**GIVEN EXERCISE**
Tell how many lines have the string "frame" in them, and write nothing besides the number.

**ITEMS**
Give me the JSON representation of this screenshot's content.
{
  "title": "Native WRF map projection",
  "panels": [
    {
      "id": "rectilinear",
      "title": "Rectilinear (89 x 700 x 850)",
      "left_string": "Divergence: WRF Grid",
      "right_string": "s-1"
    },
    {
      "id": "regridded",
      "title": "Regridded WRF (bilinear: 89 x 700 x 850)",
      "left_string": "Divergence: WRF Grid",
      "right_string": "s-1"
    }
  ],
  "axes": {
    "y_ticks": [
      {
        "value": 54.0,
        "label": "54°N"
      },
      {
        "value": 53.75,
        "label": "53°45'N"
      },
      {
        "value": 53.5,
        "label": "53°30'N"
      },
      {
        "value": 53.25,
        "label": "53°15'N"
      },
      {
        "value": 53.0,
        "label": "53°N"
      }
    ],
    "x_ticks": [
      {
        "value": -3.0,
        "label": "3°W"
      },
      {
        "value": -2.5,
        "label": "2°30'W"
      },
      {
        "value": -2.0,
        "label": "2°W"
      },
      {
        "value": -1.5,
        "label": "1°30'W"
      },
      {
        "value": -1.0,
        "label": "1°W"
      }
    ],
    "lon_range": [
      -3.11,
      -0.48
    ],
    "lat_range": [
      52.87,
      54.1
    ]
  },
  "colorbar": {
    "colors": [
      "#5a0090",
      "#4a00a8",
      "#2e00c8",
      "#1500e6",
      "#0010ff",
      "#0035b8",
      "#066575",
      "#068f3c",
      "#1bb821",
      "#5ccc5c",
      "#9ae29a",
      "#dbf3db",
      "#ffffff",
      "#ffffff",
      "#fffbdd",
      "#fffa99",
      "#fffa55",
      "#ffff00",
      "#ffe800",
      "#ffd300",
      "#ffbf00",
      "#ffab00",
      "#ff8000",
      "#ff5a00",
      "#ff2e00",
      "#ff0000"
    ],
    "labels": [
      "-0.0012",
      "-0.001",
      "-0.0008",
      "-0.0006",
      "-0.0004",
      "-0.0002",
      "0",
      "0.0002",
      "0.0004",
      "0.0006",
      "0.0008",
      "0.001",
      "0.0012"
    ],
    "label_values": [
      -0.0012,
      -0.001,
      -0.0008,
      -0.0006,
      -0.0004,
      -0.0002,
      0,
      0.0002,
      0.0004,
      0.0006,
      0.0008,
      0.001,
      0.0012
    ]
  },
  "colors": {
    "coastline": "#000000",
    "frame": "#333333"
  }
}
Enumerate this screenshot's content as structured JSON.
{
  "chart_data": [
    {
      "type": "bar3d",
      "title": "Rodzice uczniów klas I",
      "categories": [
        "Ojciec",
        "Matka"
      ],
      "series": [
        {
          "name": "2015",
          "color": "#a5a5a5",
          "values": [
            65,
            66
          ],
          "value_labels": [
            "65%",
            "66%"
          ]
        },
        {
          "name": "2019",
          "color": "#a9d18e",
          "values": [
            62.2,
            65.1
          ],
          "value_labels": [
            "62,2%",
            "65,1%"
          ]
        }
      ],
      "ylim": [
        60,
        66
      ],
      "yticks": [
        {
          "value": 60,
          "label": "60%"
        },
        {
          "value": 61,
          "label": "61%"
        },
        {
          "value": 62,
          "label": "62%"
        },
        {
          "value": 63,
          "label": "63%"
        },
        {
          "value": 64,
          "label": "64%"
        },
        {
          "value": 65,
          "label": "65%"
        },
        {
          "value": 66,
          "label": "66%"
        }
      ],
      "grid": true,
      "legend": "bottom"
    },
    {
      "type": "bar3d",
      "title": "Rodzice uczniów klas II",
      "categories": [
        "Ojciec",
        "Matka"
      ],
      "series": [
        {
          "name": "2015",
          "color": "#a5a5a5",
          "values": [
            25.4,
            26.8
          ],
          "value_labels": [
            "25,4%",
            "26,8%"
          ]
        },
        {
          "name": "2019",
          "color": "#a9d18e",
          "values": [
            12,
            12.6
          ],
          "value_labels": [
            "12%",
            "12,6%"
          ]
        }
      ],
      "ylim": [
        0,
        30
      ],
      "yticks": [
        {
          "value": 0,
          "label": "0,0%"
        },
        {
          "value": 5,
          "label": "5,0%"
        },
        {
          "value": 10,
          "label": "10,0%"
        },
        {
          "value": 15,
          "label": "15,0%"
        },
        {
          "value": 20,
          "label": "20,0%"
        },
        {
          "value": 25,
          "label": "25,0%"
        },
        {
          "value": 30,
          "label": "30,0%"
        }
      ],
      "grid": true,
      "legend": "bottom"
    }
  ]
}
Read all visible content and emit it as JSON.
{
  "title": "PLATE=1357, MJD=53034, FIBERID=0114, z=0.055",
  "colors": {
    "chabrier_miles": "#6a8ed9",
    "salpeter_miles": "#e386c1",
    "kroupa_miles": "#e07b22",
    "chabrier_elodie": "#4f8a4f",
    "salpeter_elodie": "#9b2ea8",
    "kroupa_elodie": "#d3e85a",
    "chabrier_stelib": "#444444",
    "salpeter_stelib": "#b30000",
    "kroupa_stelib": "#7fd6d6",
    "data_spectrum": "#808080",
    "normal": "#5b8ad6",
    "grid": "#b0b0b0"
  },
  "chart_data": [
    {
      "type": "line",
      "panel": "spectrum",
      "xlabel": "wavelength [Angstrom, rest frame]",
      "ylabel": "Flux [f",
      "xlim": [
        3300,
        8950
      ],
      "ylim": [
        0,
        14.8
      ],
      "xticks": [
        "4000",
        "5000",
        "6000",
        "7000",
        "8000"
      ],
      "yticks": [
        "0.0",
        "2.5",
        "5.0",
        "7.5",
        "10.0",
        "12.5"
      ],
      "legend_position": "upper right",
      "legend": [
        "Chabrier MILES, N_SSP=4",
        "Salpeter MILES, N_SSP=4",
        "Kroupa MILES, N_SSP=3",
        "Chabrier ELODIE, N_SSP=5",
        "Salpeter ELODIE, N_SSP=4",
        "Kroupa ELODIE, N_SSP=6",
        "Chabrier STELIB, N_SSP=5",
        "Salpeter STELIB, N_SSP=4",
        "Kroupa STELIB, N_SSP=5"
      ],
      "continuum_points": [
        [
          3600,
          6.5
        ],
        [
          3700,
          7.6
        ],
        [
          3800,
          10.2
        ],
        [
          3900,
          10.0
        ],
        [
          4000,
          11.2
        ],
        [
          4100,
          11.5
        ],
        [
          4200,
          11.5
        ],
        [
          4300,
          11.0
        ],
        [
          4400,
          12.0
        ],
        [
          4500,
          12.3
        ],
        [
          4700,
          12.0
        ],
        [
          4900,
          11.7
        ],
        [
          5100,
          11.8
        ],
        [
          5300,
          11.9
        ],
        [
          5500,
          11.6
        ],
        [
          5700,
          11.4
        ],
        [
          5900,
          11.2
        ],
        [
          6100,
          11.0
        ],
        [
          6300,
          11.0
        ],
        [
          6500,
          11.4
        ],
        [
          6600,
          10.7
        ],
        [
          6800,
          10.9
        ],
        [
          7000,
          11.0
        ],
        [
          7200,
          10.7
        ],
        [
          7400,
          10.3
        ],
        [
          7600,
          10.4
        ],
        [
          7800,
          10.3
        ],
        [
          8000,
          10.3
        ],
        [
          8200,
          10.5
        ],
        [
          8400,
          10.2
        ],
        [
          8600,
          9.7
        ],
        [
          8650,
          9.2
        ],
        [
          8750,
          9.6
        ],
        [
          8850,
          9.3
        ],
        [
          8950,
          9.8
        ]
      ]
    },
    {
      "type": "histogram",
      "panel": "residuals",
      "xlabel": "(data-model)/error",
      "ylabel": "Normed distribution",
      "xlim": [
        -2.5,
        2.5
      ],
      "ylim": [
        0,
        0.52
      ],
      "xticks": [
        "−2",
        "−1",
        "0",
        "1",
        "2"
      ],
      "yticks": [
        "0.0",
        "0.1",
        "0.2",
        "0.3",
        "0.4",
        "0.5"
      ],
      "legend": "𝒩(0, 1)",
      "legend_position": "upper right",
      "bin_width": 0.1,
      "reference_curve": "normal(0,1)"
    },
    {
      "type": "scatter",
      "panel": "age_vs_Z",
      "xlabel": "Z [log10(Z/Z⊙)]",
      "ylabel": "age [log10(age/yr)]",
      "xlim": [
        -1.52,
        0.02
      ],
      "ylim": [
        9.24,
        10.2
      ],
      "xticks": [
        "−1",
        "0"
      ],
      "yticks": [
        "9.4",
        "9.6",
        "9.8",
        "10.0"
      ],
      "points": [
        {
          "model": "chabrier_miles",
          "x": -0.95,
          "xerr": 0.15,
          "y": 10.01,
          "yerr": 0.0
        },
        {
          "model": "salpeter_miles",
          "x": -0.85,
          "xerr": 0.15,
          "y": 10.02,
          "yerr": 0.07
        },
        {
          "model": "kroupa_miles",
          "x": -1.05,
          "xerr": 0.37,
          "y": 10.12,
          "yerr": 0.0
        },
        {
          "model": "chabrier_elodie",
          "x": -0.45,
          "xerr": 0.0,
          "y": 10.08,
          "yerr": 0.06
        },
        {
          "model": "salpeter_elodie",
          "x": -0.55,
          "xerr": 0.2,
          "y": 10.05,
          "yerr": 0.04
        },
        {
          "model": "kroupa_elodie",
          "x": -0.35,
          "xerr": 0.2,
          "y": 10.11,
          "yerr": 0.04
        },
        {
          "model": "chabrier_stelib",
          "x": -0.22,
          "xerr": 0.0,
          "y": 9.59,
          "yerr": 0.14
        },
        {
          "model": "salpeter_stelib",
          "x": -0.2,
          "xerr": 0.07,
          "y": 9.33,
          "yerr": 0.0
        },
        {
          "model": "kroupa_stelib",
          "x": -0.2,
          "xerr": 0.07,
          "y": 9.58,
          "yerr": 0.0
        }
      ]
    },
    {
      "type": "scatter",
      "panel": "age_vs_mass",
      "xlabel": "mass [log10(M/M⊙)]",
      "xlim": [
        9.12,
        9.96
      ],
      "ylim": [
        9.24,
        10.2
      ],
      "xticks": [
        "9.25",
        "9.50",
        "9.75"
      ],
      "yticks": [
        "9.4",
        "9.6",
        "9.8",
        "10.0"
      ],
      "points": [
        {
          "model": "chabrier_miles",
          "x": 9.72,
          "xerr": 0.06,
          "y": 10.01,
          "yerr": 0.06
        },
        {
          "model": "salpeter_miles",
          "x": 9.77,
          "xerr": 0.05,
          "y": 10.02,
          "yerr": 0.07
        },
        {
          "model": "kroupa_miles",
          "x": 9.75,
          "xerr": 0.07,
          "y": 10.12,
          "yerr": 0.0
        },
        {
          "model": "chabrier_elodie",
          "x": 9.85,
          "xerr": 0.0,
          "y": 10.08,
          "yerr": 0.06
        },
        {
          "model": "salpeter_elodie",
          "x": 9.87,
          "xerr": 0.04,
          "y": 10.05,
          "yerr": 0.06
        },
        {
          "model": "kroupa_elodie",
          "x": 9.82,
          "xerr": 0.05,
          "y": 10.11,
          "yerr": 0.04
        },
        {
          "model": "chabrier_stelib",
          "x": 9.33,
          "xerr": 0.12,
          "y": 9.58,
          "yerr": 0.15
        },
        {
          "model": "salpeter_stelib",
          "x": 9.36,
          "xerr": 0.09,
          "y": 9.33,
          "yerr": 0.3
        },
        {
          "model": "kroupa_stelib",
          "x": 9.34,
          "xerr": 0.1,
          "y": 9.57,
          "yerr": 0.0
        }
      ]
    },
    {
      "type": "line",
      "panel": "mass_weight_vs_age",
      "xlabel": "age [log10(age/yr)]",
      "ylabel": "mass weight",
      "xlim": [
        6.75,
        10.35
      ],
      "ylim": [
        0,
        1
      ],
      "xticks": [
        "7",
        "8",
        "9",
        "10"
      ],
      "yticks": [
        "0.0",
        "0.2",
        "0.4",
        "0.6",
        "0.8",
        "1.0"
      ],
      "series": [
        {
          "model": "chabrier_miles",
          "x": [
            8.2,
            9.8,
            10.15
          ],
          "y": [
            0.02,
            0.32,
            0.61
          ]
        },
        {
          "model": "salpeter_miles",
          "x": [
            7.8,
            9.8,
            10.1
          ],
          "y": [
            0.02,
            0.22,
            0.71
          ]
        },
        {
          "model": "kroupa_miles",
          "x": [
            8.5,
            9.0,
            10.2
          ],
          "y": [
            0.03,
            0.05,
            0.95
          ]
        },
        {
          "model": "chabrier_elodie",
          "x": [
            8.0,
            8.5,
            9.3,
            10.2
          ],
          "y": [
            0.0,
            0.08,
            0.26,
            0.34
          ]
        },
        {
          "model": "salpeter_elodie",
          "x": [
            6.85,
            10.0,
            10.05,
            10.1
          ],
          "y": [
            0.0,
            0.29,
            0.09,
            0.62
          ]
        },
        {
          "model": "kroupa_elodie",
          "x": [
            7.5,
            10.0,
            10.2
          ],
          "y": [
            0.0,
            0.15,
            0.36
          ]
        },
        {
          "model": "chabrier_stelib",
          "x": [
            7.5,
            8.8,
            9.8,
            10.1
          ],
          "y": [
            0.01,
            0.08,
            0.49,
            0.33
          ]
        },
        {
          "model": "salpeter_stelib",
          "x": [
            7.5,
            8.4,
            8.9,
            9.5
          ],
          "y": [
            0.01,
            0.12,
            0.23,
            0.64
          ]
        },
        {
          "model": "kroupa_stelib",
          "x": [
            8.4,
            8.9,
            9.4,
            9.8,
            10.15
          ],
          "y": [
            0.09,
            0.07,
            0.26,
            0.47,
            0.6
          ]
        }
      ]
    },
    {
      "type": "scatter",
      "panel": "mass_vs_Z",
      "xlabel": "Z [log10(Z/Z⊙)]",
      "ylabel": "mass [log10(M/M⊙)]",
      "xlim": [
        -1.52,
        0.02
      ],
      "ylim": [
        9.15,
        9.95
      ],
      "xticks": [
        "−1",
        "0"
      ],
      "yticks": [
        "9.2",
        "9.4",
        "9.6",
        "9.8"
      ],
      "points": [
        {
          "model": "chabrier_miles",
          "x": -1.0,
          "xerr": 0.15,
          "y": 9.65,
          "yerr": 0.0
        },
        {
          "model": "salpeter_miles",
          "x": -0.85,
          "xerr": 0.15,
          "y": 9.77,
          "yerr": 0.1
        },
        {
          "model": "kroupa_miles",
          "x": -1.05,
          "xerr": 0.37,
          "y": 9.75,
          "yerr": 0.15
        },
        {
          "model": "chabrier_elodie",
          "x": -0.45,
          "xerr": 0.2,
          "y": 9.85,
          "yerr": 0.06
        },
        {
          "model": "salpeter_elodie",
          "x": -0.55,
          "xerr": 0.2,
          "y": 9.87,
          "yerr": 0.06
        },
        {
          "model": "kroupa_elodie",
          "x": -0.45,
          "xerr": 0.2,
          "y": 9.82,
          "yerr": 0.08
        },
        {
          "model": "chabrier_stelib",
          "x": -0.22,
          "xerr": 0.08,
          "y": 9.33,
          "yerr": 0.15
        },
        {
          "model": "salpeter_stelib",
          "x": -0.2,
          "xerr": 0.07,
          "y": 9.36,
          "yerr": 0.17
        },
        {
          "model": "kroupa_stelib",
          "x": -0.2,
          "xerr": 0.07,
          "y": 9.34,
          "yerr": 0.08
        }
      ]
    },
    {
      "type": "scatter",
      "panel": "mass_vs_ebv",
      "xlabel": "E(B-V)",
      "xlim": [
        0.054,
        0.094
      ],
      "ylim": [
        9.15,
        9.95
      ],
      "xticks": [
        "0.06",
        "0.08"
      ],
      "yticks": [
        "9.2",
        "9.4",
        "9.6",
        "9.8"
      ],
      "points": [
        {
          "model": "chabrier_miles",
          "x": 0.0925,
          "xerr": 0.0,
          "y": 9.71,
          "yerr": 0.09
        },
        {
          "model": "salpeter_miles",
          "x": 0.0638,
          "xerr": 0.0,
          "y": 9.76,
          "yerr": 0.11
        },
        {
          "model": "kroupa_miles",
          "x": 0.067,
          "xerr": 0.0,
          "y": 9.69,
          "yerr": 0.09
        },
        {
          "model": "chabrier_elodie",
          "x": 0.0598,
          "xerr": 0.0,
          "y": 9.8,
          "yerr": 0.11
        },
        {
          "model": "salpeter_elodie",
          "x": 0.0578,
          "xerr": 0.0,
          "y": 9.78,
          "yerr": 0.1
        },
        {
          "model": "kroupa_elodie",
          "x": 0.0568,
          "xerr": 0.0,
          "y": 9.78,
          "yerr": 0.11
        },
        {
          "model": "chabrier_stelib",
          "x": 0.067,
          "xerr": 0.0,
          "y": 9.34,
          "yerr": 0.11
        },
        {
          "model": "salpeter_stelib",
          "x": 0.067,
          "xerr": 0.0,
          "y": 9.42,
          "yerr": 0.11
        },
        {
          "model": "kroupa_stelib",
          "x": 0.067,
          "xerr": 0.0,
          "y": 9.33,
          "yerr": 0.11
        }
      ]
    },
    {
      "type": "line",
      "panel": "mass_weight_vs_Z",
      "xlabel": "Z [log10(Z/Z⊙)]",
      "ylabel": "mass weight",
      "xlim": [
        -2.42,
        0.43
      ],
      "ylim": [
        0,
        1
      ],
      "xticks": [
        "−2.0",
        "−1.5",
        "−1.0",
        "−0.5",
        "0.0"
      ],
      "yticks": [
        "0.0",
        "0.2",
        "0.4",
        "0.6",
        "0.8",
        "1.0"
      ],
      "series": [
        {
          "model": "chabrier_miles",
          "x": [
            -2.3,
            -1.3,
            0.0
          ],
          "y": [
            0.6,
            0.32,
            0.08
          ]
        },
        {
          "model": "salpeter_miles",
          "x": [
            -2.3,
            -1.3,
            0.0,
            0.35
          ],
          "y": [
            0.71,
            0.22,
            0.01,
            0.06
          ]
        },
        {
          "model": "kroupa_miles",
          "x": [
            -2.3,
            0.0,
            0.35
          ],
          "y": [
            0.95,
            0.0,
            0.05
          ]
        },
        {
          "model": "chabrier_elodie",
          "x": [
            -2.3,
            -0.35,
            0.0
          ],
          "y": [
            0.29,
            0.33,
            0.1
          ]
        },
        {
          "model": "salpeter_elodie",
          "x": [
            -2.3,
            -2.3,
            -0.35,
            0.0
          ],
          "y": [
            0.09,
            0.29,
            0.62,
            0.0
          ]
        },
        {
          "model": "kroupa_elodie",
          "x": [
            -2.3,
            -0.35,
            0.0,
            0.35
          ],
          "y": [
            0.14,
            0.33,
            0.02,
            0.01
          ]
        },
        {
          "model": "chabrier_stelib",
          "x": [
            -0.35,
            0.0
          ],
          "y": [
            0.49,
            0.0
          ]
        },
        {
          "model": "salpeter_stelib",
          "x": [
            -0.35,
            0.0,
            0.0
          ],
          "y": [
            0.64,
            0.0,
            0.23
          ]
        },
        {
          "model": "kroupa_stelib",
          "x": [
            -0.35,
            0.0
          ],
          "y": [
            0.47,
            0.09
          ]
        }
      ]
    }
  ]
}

**TASK RESPONSE**
2